[Data entries]
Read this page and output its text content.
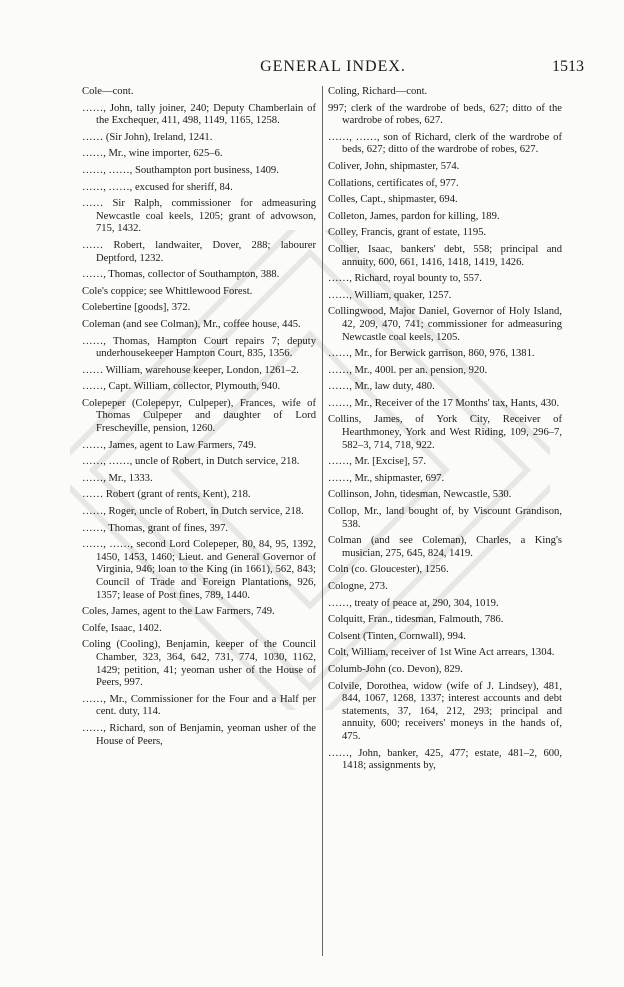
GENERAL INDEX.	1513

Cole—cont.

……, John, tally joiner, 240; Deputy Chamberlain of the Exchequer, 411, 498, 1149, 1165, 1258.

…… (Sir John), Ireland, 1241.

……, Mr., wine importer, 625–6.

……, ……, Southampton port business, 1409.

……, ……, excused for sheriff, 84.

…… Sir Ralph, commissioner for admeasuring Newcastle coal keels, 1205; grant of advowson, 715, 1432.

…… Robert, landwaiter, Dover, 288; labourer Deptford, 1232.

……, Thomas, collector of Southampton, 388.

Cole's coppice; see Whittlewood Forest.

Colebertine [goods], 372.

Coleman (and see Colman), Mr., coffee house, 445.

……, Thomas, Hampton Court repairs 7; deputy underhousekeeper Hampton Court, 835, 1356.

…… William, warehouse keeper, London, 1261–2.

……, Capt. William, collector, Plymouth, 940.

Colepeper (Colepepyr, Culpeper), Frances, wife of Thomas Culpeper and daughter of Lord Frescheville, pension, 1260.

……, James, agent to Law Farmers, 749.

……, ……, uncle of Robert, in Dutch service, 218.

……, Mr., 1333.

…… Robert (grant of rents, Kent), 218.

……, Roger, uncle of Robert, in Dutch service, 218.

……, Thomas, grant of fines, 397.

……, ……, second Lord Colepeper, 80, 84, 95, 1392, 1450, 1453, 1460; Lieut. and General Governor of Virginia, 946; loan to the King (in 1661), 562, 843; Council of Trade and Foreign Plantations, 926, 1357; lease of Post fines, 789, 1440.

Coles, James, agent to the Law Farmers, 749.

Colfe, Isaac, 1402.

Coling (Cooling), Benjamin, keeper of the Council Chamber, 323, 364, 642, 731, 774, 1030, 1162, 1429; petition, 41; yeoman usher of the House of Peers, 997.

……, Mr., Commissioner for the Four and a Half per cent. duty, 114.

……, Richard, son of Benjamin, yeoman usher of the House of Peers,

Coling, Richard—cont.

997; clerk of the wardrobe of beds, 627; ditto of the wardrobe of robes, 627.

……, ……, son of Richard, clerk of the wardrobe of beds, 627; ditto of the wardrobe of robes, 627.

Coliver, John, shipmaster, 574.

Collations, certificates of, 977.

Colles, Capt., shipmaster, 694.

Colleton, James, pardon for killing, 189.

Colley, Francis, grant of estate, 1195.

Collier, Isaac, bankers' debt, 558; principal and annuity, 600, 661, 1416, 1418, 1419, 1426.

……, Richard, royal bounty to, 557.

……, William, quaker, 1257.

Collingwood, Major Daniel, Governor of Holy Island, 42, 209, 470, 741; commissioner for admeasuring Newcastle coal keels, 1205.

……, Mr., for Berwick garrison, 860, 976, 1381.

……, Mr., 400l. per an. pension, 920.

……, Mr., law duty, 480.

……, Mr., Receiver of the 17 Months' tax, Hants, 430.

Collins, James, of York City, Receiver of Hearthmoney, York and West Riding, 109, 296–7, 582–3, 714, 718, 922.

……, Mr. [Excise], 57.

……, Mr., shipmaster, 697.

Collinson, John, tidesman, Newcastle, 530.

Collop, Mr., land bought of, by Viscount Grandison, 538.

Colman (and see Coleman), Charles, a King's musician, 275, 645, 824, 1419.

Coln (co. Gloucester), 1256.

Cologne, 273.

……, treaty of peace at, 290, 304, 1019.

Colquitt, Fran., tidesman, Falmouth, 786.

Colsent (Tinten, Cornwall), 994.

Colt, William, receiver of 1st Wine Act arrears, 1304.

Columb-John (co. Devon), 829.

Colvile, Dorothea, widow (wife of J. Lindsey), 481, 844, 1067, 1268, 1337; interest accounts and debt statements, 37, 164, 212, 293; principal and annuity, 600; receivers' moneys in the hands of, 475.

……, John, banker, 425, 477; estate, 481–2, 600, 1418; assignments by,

- WHAT IS BEING ASKED: Among the entries above, how many lines include the word "James"? Give the number with no comment.

- WRITTEN SOLUTION: 4